Copy out every line in which the string "icon" occurs.

*** EXERCISE MATERIALS ***

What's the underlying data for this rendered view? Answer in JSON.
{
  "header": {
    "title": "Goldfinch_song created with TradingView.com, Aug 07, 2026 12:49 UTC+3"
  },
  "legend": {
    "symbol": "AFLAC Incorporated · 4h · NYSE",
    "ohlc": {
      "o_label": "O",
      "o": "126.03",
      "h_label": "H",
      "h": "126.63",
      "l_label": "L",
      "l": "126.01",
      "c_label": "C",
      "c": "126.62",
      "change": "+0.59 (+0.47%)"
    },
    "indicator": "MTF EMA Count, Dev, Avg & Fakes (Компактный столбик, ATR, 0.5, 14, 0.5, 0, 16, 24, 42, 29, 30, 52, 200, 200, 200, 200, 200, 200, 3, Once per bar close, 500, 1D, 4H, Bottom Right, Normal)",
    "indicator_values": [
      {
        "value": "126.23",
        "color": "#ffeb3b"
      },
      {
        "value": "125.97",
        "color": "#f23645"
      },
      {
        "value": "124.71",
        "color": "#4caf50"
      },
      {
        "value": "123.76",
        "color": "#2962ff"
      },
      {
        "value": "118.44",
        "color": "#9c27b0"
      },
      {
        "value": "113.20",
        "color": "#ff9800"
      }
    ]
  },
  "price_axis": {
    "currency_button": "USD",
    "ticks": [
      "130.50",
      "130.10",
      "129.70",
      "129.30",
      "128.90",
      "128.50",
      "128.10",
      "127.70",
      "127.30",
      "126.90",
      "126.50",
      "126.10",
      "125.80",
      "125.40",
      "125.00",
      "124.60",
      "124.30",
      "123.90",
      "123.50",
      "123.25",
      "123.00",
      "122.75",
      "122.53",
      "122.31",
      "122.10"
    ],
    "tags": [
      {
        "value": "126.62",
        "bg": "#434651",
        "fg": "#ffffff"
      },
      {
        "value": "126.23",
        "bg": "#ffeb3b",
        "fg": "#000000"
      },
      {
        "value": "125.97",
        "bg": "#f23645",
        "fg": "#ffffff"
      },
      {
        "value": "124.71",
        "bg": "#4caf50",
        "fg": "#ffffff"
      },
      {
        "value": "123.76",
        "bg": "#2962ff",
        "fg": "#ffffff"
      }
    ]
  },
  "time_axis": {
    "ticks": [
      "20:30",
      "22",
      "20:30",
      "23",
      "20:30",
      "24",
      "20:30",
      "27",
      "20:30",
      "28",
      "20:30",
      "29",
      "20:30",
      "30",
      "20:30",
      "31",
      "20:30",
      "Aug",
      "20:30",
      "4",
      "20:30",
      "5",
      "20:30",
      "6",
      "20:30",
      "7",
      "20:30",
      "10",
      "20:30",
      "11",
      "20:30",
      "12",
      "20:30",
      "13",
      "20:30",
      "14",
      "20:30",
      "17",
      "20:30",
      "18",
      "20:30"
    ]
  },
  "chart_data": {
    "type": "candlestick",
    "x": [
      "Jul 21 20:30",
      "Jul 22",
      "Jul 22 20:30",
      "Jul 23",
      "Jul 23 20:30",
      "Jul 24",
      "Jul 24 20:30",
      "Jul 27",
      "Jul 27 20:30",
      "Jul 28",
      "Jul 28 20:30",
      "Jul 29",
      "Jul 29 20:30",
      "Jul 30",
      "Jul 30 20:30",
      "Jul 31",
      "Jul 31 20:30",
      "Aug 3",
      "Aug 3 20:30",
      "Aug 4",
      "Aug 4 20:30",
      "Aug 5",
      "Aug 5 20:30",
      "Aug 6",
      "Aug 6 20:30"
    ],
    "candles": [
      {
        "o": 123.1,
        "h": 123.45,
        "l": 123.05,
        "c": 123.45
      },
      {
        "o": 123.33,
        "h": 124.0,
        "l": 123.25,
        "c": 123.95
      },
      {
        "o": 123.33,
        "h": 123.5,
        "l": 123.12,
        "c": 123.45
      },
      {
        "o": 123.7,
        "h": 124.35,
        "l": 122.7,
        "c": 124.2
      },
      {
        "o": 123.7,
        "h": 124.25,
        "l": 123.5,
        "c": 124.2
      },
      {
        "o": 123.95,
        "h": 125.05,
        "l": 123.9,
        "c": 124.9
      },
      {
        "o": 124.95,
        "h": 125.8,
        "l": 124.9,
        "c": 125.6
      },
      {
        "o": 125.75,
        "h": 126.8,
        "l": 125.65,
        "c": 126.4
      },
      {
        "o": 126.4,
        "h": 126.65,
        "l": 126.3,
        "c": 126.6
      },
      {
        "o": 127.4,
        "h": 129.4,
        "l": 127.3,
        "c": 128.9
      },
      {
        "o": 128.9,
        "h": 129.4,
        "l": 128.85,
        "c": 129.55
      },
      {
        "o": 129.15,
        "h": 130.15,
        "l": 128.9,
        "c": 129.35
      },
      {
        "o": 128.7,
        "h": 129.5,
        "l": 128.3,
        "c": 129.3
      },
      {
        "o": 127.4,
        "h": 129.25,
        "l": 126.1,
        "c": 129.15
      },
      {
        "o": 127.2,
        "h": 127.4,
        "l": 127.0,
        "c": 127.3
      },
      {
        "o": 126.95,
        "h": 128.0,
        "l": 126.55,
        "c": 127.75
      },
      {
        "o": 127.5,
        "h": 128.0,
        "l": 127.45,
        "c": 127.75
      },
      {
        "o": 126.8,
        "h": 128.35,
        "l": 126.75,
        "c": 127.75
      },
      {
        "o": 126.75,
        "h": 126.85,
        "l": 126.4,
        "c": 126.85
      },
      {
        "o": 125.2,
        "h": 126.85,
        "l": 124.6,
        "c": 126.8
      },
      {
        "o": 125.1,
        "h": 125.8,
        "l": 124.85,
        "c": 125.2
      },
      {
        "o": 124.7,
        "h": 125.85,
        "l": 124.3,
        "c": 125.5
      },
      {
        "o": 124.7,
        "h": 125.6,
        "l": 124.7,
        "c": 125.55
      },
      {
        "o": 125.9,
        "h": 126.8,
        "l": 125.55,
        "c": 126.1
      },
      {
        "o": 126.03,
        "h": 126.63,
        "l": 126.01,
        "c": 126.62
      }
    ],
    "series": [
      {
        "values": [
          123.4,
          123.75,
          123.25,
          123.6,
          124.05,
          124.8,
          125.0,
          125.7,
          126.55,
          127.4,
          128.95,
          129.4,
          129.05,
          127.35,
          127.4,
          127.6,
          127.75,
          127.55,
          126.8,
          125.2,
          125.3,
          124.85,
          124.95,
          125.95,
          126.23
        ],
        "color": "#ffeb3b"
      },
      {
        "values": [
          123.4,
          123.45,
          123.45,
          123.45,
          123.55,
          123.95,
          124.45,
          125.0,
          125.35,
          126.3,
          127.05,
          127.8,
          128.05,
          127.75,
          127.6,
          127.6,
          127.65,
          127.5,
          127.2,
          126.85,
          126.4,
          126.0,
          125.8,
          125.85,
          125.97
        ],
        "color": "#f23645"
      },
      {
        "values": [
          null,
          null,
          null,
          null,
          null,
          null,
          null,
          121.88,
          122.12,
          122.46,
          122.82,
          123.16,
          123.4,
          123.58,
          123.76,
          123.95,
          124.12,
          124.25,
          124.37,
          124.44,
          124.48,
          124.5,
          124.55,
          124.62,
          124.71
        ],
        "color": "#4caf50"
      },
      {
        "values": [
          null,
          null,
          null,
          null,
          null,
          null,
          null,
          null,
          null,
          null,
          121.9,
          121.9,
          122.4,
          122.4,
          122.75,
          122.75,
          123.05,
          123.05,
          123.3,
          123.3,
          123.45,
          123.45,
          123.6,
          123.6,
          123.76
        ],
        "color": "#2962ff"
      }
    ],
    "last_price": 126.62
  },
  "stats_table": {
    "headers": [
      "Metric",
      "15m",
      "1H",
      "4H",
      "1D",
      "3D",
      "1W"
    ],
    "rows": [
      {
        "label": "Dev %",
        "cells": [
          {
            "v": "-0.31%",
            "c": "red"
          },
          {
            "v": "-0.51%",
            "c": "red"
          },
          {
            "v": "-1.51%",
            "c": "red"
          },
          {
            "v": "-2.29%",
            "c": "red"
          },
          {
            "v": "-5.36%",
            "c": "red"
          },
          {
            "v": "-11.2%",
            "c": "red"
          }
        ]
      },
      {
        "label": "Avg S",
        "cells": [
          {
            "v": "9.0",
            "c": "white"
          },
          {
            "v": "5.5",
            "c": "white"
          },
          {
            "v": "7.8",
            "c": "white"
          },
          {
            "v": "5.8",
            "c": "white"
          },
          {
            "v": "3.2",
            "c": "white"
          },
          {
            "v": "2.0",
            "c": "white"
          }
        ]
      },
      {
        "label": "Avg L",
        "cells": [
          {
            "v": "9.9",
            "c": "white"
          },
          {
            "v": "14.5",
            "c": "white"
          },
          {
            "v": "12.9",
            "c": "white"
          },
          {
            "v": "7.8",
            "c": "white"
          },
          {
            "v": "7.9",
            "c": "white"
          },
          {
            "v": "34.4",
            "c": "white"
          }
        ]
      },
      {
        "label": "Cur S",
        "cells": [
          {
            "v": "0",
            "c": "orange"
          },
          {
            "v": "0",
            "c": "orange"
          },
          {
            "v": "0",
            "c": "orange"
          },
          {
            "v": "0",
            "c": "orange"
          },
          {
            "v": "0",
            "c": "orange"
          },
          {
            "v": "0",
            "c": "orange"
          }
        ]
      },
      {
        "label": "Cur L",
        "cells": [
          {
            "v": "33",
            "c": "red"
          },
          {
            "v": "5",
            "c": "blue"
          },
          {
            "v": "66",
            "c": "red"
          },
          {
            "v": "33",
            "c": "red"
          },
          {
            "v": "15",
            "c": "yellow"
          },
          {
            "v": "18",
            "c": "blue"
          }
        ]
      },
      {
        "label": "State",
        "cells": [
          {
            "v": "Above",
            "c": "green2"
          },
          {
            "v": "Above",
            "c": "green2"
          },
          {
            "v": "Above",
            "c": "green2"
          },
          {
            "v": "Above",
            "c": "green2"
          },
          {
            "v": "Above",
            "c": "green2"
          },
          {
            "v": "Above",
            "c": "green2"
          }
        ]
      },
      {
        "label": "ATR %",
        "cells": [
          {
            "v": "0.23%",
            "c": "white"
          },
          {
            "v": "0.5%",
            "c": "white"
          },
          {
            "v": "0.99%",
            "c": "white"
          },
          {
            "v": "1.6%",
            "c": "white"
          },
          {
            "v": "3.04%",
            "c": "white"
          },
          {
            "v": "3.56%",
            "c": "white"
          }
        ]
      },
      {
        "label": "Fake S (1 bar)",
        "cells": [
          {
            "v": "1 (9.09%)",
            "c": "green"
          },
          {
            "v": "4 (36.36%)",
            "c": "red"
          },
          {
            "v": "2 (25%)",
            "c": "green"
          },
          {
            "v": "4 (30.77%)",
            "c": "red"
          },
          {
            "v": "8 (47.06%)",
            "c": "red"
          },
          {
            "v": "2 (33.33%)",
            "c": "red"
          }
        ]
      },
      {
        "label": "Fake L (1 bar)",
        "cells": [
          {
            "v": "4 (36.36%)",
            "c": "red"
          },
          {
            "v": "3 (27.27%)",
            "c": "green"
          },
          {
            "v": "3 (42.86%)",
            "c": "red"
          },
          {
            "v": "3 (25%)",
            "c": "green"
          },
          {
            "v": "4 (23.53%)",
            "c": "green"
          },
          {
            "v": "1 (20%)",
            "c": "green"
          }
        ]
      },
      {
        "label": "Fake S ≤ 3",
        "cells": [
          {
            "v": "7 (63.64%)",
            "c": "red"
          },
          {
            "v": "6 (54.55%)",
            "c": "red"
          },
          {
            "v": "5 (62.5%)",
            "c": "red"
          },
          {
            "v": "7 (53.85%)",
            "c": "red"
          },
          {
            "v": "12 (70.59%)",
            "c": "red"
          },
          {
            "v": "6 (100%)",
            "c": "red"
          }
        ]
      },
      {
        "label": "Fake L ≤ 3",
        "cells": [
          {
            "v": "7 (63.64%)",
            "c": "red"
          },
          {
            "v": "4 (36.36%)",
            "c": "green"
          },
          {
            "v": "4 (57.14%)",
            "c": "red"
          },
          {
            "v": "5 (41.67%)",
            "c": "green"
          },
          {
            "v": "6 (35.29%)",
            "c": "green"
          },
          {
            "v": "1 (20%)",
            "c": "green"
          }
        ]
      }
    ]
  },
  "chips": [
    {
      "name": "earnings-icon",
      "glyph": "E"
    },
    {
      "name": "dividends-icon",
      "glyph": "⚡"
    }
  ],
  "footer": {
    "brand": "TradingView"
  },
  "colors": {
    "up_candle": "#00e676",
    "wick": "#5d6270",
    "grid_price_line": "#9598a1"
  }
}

***

◆ REPLY
      "name": "earnings-icon",
      "name": "dividends-icon",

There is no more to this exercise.